--- Start Supplied data ---

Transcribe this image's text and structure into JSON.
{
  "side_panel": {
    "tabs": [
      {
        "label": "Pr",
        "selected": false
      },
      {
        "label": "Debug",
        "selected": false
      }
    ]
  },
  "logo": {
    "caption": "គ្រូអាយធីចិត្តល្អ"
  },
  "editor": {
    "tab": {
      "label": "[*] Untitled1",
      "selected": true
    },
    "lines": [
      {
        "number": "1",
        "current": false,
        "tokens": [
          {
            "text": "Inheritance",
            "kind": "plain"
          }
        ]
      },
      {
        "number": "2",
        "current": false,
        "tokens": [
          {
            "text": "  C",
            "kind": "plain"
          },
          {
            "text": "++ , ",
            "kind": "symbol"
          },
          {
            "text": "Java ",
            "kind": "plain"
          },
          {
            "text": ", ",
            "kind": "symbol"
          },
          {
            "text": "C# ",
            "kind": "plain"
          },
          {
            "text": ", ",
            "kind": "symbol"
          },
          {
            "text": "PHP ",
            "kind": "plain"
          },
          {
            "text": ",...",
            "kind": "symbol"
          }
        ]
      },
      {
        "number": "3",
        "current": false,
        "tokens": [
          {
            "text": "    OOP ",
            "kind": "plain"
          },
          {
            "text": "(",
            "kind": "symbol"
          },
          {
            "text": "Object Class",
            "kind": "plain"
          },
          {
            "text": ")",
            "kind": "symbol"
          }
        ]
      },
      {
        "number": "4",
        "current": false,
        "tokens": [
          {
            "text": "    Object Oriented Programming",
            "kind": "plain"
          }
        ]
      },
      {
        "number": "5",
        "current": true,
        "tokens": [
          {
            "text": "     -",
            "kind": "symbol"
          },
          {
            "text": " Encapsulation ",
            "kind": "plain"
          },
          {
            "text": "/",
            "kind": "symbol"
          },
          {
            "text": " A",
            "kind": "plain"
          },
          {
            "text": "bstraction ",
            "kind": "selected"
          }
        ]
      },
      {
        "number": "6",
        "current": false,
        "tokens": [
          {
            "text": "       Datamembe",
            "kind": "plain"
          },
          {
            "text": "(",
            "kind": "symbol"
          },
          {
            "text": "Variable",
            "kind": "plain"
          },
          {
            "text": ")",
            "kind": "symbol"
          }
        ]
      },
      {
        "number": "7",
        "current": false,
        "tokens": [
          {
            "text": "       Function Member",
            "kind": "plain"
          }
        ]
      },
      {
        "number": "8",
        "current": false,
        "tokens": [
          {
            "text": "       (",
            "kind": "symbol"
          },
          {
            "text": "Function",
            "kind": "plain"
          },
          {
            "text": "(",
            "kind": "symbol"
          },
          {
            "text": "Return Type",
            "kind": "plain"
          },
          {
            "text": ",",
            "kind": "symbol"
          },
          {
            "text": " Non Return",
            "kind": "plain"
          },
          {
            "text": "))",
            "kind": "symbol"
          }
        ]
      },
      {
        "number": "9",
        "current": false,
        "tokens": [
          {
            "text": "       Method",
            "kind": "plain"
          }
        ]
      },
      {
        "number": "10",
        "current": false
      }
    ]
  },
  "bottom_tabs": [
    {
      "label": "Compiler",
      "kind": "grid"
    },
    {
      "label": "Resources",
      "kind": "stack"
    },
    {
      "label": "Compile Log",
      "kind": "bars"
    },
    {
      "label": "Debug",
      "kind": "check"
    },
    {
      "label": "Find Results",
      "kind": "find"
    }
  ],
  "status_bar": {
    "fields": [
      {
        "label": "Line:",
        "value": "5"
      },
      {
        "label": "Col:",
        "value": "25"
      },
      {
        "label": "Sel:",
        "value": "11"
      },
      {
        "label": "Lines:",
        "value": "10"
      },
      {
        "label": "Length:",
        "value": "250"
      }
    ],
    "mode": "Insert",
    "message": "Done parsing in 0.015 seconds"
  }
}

--- End Supplied data ---

→ What needs to be done
From the records above, extract everything verbatim.

→ In response
Transcribe this image's text and structure into JSON.
{
  "side_panel": {
    "tabs": [
      {
        "label": "Pr",
        "selected": false
      },
      {
        "label": "Debug",
        "selected": false
      }
    ]
  },
  "logo": {
    "caption": "គ្រូអាយធីចិត្តល្អ"
  },
  "editor": {
    "tab": {
      "label": "[*] Untitled1",
      "selected": true
    },
    "lines": [
      {
        "number": "1",
        "current": false,
        "tokens": [
          {
            "text": "Inheritance",
            "kind": "plain"
          }
        ]
      },
      {
        "number": "2",
        "current": false,
        "tokens": [
          {
            "text": "  C",
            "kind": "plain"
          },
          {
            "text": "++ , ",
            "kind": "symbol"
          },
          {
            "text": "Java ",
            "kind": "plain"
          },
          {
            "text": ", ",
            "kind": "symbol"
          },
          {
            "text": "C# ",
            "kind": "plain"
          },
          {
            "text": ", ",
            "kind": "symbol"
          },
          {
            "text": "PHP ",
            "kind": "plain"
          },
          {
            "text": ",...",
            "kind": "symbol"
          }
        ]
      },
      {
        "number": "3",
        "current": false,
        "tokens": [
          {
            "text": "    OOP ",
            "kind": "plain"
          },
          {
            "text": "(",
            "kind": "symbol"
          },
          {
            "text": "Object Class",
            "kind": "plain"
          },
          {
            "text": ")",
            "kind": "symbol"
          }
        ]
      },
      {
        "number": "4",
        "current": false,
        "tokens": [
          {
            "text": "    Object Oriented Programming",
            "kind": "plain"
          }
        ]
      },
      {
        "number": "5",
        "current": true,
        "tokens": [
          {
            "text": "     -",
            "kind": "symbol"
          },
          {
            "text": " Encapsulation ",
            "kind": "plain"
          },
          {
            "text": "/",
            "kind": "symbol"
          },
          {
            "text": " A",
            "kind": "plain"
          },
          {
            "text": "bstraction ",
            "kind": "selected"
          }
        ]
      },
      {
        "number": "6",
        "current": false,
        "tokens": [
          {
            "text": "       Datamembe",
            "kind": "plain"
          },
          {
            "text": "(",
            "kind": "symbol"
          },
          {
            "text": "Variable",
            "kind": "plain"
          },
          {
            "text": ")",
            "kind": "symbol"
          }
        ]
      },
      {
        "number": "7",
        "current": false,
        "tokens": [
          {
            "text": "       Function Member",
            "kind": "plain"
          }
        ]
      },
      {
        "number": "8",
        "current": false,
        "tokens": [
          {
            "text": "       (",
            "kind": "symbol"
          },
          {
            "text": "Function",
            "kind": "plain"
          },
          {
            "text": "(",
            "kind": "symbol"
          },
          {
            "text": "Return Type",
            "kind": "plain"
          },
          {
            "text": ",",
            "kind": "symbol"
          },
          {
            "text": " Non Return",
            "kind": "plain"
          },
          {
            "text": "))",
            "kind": "symbol"
          }
        ]
      },
      {
        "number": "9",
        "current": false,
        "tokens": [
          {
            "text": "       Method",
            "kind": "plain"
          }
        ]
      },
      {
        "number": "10",
        "current": false
      }
    ]
  },
  "bottom_tabs": [
    {
      "label": "Compiler",
      "kind": "grid"
    },
    {
      "label": "Resources",
      "kind": "stack"
    },
    {
      "label": "Compile Log",
      "kind": "bars"
    },
    {
      "label": "Debug",
      "kind": "check"
    },
    {
      "label": "Find Results",
      "kind": "find"
    }
  ],
  "status_bar": {
    "fields": [
      {
        "label": "Line:",
        "value": "5"
      },
      {
        "label": "Col:",
        "value": "25"
      },
      {
        "label": "Sel:",
        "value": "11"
      },
      {
        "label": "Lines:",
        "value": "10"
      },
      {
        "label": "Length:",
        "value": "250"
      }
    ],
    "mode": "Insert",
    "message": "Done parsing in 0.015 seconds"
  }
}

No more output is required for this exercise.